» **Brief**
Every entry needs to be reproduced exactly.

═════ Material for this task

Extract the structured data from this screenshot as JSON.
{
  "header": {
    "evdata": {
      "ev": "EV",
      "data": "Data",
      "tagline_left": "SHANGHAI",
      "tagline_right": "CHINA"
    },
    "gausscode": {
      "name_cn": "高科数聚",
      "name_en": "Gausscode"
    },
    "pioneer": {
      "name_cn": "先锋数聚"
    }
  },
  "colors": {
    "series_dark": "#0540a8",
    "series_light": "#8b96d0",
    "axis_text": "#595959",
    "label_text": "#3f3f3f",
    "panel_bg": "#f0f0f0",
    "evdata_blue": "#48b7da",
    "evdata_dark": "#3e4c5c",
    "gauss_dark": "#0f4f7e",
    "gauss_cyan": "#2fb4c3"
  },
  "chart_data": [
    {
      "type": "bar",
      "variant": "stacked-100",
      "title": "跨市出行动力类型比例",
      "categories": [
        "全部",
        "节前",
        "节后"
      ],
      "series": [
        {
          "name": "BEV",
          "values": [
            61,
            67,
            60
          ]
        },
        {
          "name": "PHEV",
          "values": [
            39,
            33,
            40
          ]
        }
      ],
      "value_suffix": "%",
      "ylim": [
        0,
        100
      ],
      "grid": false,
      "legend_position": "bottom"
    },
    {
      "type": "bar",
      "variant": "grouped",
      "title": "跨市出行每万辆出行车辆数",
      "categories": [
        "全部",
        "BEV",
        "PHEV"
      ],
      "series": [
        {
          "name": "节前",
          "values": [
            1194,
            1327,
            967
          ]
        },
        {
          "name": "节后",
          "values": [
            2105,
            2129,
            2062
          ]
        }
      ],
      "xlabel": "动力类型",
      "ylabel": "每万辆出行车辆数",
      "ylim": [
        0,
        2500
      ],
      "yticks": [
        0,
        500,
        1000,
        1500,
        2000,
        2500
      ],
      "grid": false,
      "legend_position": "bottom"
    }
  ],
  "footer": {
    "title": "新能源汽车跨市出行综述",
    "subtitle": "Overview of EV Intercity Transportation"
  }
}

══════════

» **Solution**
Extract the structured data from this screenshot as JSON.
{
  "header": {
    "evdata": {
      "ev": "EV",
      "data": "Data",
      "tagline_left": "SHANGHAI",
      "tagline_right": "CHINA"
    },
    "gausscode": {
      "name_cn": "高科数聚",
      "name_en": "Gausscode"
    },
    "pioneer": {
      "name_cn": "先锋数聚"
    }
  },
  "colors": {
    "series_dark": "#0540a8",
    "series_light": "#8b96d0",
    "axis_text": "#595959",
    "label_text": "#3f3f3f",
    "panel_bg": "#f0f0f0",
    "evdata_blue": "#48b7da",
    "evdata_dark": "#3e4c5c",
    "gauss_dark": "#0f4f7e",
    "gauss_cyan": "#2fb4c3"
  },
  "chart_data": [
    {
      "type": "bar",
      "variant": "stacked-100",
      "title": "跨市出行动力类型比例",
      "categories": [
        "全部",
        "节前",
        "节后"
      ],
      "series": [
        {
          "name": "BEV",
          "values": [
            61,
            67,
            60
          ]
        },
        {
          "name": "PHEV",
          "values": [
            39,
            33,
            40
          ]
        }
      ],
      "value_suffix": "%",
      "ylim": [
        0,
        100
      ],
      "grid": false,
      "legend_position": "bottom"
    },
    {
      "type": "bar",
      "variant": "grouped",
      "title": "跨市出行每万辆出行车辆数",
      "categories": [
        "全部",
        "BEV",
        "PHEV"
      ],
      "series": [
        {
          "name": "节前",
          "values": [
            1194,
            1327,
            967
          ]
        },
        {
          "name": "节后",
          "values": [
            2105,
            2129,
            2062
          ]
        }
      ],
      "xlabel": "动力类型",
      "ylabel": "每万辆出行车辆数",
      "ylim": [
        0,
        2500
      ],
      "yticks": [
        0,
        500,
        1000,
        1500,
        2000,
        2500
      ],
      "grid": false,
      "legend_position": "bottom"
    }
  ],
  "footer": {
    "title": "新能源汽车跨市出行综述",
    "subtitle": "Overview of EV Intercity Transportation"
  }
}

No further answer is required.